* _GOAL_
Retype the records that come next, word for word.

* _Stored entries_
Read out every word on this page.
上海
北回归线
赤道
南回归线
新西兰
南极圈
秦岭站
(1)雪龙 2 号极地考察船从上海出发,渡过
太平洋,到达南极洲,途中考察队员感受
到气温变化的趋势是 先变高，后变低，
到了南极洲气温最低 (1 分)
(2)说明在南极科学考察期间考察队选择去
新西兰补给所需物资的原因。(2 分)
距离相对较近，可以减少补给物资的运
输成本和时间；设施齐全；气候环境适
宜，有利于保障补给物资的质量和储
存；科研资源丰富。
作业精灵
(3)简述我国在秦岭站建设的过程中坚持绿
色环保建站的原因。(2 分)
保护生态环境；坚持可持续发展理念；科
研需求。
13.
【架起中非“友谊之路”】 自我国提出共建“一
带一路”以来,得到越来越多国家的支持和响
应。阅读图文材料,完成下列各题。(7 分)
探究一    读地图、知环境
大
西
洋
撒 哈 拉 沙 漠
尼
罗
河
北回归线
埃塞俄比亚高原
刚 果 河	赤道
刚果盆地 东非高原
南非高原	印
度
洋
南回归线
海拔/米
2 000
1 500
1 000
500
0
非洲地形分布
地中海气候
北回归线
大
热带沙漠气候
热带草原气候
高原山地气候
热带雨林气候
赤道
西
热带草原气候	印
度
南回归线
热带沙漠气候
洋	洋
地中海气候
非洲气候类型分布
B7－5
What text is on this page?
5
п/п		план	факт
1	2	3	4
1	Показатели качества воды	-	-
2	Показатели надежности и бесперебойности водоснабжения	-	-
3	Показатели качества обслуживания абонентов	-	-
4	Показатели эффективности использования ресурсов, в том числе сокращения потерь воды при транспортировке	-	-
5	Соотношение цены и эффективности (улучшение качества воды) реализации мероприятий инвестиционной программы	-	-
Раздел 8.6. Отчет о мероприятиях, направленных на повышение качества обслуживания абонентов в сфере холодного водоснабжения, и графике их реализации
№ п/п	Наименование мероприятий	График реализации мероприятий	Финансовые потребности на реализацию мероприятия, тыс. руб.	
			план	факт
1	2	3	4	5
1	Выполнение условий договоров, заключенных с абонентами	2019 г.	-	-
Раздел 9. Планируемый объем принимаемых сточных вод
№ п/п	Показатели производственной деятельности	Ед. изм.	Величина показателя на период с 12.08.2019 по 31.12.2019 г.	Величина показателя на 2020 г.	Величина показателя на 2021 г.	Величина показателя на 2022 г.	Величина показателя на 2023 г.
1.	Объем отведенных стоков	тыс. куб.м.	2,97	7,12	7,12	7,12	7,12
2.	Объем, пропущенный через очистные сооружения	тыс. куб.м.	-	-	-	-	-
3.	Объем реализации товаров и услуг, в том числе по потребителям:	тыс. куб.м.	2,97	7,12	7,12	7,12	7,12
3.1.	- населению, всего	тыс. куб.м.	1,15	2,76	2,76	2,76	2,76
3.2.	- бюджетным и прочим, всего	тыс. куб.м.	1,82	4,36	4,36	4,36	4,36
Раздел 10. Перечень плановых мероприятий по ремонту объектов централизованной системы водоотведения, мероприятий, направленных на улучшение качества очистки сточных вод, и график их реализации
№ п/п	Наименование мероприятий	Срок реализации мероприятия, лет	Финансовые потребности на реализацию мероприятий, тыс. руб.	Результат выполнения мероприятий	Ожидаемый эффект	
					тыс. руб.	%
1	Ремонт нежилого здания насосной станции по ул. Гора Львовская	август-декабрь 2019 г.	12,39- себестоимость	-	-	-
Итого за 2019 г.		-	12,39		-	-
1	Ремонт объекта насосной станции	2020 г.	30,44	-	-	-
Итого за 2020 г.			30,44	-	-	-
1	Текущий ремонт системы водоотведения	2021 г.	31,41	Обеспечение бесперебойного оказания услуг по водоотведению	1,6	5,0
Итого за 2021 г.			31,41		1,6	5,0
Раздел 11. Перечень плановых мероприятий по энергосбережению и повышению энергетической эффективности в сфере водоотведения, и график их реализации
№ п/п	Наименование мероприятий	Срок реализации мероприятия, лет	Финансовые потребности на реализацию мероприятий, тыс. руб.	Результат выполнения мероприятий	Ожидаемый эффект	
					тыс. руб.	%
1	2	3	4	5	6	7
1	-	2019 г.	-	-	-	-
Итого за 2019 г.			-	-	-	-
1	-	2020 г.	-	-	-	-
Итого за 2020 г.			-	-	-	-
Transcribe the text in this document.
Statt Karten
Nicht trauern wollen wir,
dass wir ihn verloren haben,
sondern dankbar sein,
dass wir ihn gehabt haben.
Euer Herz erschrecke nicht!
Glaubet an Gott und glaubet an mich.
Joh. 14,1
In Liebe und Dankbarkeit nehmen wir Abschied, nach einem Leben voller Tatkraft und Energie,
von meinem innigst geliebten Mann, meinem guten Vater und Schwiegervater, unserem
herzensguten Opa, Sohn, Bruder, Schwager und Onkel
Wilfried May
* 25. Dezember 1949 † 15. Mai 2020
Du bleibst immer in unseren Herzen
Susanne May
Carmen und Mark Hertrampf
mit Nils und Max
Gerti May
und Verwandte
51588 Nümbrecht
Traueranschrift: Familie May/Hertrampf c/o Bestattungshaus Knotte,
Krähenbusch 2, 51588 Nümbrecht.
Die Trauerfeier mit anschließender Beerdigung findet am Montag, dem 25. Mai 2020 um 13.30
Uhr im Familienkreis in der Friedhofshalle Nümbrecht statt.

* _WRITTEN RESPONSE_
Read out every word on this page.
上海
北回归线
赤道
南回归线
新西兰
南极圈
秦岭站
(1)雪龙 2 号极地考察船从上海出发,渡过
太平洋,到达南极洲,途中考察队员感受
到气温变化的趋势是 先变高，后变低，
到了南极洲气温最低 (1 分)
(2)说明在南极科学考察期间考察队选择去
新西兰补给所需物资的原因。(2 分)
距离相对较近，可以减少补给物资的运
输成本和时间；设施齐全；气候环境适
宜，有利于保障补给物资的质量和储
存；科研资源丰富。
作业精灵
(3)简述我国在秦岭站建设的过程中坚持绿
色环保建站的原因。(2 分)
保护生态环境；坚持可持续发展理念；科
研需求。
13.
【架起中非“友谊之路”】 自我国提出共建“一
带一路”以来,得到越来越多国家的支持和响
应。阅读图文材料,完成下列各题。(7 分)
探究一    读地图、知环境
大
西
洋
撒 哈 拉 沙 漠
尼
罗
河
北回归线
埃塞俄比亚高原
刚 果 河	赤道
刚果盆地 东非高原
南非高原	印
度
洋
南回归线
海拔/米
2 000
1 500
1 000
500
0
非洲地形分布
地中海气候
北回归线
大
热带沙漠气候
热带草原气候
高原山地气候
热带雨林气候
赤道
西
热带草原气候	印
度
南回归线
热带沙漠气候
洋	洋
地中海气候
非洲气候类型分布
B7－5
What text is on this page?
5
п/п		план	факт
1	2	3	4
1	Показатели качества воды	-	-
2	Показатели надежности и бесперебойности водоснабжения	-	-
3	Показатели качества обслуживания абонентов	-	-
4	Показатели эффективности использования ресурсов, в том числе сокращения потерь воды при транспортировке	-	-
5	Соотношение цены и эффективности (улучшение качества воды) реализации мероприятий инвестиционной программы	-	-
Раздел 8.6. Отчет о мероприятиях, направленных на повышение качества обслуживания абонентов в сфере холодного водоснабжения, и графике их реализации
№ п/п	Наименование мероприятий	График реализации мероприятий	Финансовые потребности на реализацию мероприятия, тыс. руб.	
			план	факт
1	2	3	4	5
1	Выполнение условий договоров, заключенных с абонентами	2019 г.	-	-
Раздел 9. Планируемый объем принимаемых сточных вод
№ п/п	Показатели производственной деятельности	Ед. изм.	Величина показателя на период с 12.08.2019 по 31.12.2019 г.	Величина показателя на 2020 г.	Величина показателя на 2021 г.	Величина показателя на 2022 г.	Величина показателя на 2023 г.
1.	Объем отведенных стоков	тыс. куб.м.	2,97	7,12	7,12	7,12	7,12
2.	Объем, пропущенный через очистные сооружения	тыс. куб.м.	-	-	-	-	-
3.	Объем реализации товаров и услуг, в том числе по потребителям:	тыс. куб.м.	2,97	7,12	7,12	7,12	7,12
3.1.	- населению, всего	тыс. куб.м.	1,15	2,76	2,76	2,76	2,76
3.2.	- бюджетным и прочим, всего	тыс. куб.м.	1,82	4,36	4,36	4,36	4,36
Раздел 10. Перечень плановых мероприятий по ремонту объектов централизованной системы водоотведения, мероприятий, направленных на улучшение качества очистки сточных вод, и график их реализации
№ п/п	Наименование мероприятий	Срок реализации мероприятия, лет	Финансовые потребности на реализацию мероприятий, тыс. руб.	Результат выполнения мероприятий	Ожидаемый эффект	
					тыс. руб.	%
1	Ремонт нежилого здания насосной станции по ул. Гора Львовская	август-декабрь 2019 г.	12,39- себестоимость	-	-	-
Итого за 2019 г.		-	12,39		-	-
1	Ремонт объекта насосной станции	2020 г.	30,44	-	-	-
Итого за 2020 г.			30,44	-	-	-
1	Текущий ремонт системы водоотведения	2021 г.	31,41	Обеспечение бесперебойного оказания услуг по водоотведению	1,6	5,0
Итого за 2021 г.			31,41		1,6	5,0
Раздел 11. Перечень плановых мероприятий по энергосбережению и повышению энергетической эффективности в сфере водоотведения, и график их реализации
№ п/п	Наименование мероприятий	Срок реализации мероприятия, лет	Финансовые потребности на реализацию мероприятий, тыс. руб.	Результат выполнения мероприятий	Ожидаемый эффект	
					тыс. руб.	%
1	2	3	4	5	6	7
1	-	2019 г.	-	-	-	-
Итого за 2019 г.			-	-	-	-
1	-	2020 г.	-	-	-	-
Итого за 2020 г.			-	-	-	-
Transcribe the text in this document.
Statt Karten
Nicht trauern wollen wir,
dass wir ihn verloren haben,
sondern dankbar sein,
dass wir ihn gehabt haben.
Euer Herz erschrecke nicht!
Glaubet an Gott und glaubet an mich.
Joh. 14,1
In Liebe und Dankbarkeit nehmen wir Abschied, nach einem Leben voller Tatkraft und Energie,
von meinem innigst geliebten Mann, meinem guten Vater und Schwiegervater, unserem
herzensguten Opa, Sohn, Bruder, Schwager und Onkel
Wilfried May
* 25. Dezember 1949 † 15. Mai 2020
Du bleibst immer in unseren Herzen
Susanne May
Carmen und Mark Hertrampf
mit Nils und Max
Gerti May
und Verwandte
51588 Nümbrecht
Traueranschrift: Familie May/Hertrampf c/o Bestattungshaus Knotte,
Krähenbusch 2, 51588 Nümbrecht.
Die Trauerfeier mit anschließender Beerdigung findet am Montag, dem 25. Mai 2020 um 13.30
Uhr im Familienkreis in der Friedhofshalle Nümbrecht statt.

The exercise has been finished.